» **Given instruction**: Give the data a second time, exactly and in full.

» **A block of data**:
--------
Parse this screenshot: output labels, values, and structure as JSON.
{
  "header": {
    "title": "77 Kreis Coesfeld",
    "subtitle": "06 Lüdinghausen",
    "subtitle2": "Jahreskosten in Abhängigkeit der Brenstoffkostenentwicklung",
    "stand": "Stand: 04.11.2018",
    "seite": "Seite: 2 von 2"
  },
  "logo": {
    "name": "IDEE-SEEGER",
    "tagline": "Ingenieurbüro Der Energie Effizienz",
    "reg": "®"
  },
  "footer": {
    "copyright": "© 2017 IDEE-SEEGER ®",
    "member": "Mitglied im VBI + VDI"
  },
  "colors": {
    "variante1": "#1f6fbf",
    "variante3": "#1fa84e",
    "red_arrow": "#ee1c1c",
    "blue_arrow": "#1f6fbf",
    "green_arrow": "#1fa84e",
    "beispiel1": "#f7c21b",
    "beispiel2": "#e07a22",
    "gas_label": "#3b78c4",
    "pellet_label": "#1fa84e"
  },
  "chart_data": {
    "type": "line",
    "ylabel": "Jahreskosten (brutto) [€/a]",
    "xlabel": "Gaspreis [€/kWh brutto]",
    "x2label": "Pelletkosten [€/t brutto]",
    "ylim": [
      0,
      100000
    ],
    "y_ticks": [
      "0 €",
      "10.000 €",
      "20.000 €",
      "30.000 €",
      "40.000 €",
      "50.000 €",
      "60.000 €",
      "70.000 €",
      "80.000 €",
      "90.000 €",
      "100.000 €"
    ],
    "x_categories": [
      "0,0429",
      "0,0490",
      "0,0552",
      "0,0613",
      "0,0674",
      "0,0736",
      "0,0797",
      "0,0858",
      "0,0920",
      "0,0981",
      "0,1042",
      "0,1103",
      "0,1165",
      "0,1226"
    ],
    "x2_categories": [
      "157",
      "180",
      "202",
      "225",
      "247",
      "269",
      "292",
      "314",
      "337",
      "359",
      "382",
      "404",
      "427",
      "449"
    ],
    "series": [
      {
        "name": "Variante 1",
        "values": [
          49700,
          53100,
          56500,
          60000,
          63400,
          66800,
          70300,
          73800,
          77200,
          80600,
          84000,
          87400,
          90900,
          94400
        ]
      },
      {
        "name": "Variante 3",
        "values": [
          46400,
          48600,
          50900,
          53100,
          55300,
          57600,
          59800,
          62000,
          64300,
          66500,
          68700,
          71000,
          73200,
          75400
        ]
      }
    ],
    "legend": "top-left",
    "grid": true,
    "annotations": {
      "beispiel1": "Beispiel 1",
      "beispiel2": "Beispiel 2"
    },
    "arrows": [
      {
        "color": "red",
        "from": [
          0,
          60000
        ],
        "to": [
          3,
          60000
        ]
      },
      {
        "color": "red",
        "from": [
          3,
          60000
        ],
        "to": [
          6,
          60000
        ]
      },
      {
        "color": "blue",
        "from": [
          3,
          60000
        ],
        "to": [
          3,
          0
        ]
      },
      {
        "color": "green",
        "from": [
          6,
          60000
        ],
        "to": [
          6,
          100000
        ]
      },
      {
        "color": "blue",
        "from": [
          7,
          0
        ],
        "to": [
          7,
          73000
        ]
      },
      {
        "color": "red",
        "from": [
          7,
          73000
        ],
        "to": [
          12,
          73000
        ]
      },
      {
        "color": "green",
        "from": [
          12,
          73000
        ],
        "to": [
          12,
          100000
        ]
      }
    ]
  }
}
--------
» **Answer to this exercise**:
Parse this screenshot: output labels, values, and structure as JSON.
{
  "header": {
    "title": "77 Kreis Coesfeld",
    "subtitle": "06 Lüdinghausen",
    "subtitle2": "Jahreskosten in Abhängigkeit der Brenstoffkostenentwicklung",
    "stand": "Stand: 04.11.2018",
    "seite": "Seite: 2 von 2"
  },
  "logo": {
    "name": "IDEE-SEEGER",
    "tagline": "Ingenieurbüro Der Energie Effizienz",
    "reg": "®"
  },
  "footer": {
    "copyright": "© 2017 IDEE-SEEGER ®",
    "member": "Mitglied im VBI + VDI"
  },
  "colors": {
    "variante1": "#1f6fbf",
    "variante3": "#1fa84e",
    "red_arrow": "#ee1c1c",
    "blue_arrow": "#1f6fbf",
    "green_arrow": "#1fa84e",
    "beispiel1": "#f7c21b",
    "beispiel2": "#e07a22",
    "gas_label": "#3b78c4",
    "pellet_label": "#1fa84e"
  },
  "chart_data": {
    "type": "line",
    "ylabel": "Jahreskosten (brutto) [€/a]",
    "xlabel": "Gaspreis [€/kWh brutto]",
    "x2label": "Pelletkosten [€/t brutto]",
    "ylim": [
      0,
      100000
    ],
    "y_ticks": [
      "0 €",
      "10.000 €",
      "20.000 €",
      "30.000 €",
      "40.000 €",
      "50.000 €",
      "60.000 €",
      "70.000 €",
      "80.000 €",
      "90.000 €",
      "100.000 €"
    ],
    "x_categories": [
      "0,0429",
      "0,0490",
      "0,0552",
      "0,0613",
      "0,0674",
      "0,0736",
      "0,0797",
      "0,0858",
      "0,0920",
      "0,0981",
      "0,1042",
      "0,1103",
      "0,1165",
      "0,1226"
    ],
    "x2_categories": [
      "157",
      "180",
      "202",
      "225",
      "247",
      "269",
      "292",
      "314",
      "337",
      "359",
      "382",
      "404",
      "427",
      "449"
    ],
    "series": [
      {
        "name": "Variante 1",
        "values": [
          49700,
          53100,
          56500,
          60000,
          63400,
          66800,
          70300,
          73800,
          77200,
          80600,
          84000,
          87400,
          90900,
          94400
        ]
      },
      {
        "name": "Variante 3",
        "values": [
          46400,
          48600,
          50900,
          53100,
          55300,
          57600,
          59800,
          62000,
          64300,
          66500,
          68700,
          71000,
          73200,
          75400
        ]
      }
    ],
    "legend": "top-left",
    "grid": true,
    "annotations": {
      "beispiel1": "Beispiel 1",
      "beispiel2": "Beispiel 2"
    },
    "arrows": [
      {
        "color": "red",
        "from": [
          0,
          60000
        ],
        "to": [
          3,
          60000
        ]
      },
      {
        "color": "red",
        "from": [
          3,
          60000
        ],
        "to": [
          6,
          60000
        ]
      },
      {
        "color": "blue",
        "from": [
          3,
          60000
        ],
        "to": [
          3,
          0
        ]
      },
      {
        "color": "green",
        "from": [
          6,
          60000
        ],
        "to": [
          6,
          100000
        ]
      },
      {
        "color": "blue",
        "from": [
          7,
          0
        ],
        "to": [
          7,
          73000
        ]
      },
      {
        "color": "red",
        "from": [
          7,
          73000
        ],
        "to": [
          12,
          73000
        ]
      },
      {
        "color": "green",
        "from": [
          12,
          73000
        ],
        "to": [
          12,
          100000
        ]
      }
    ]
  }
}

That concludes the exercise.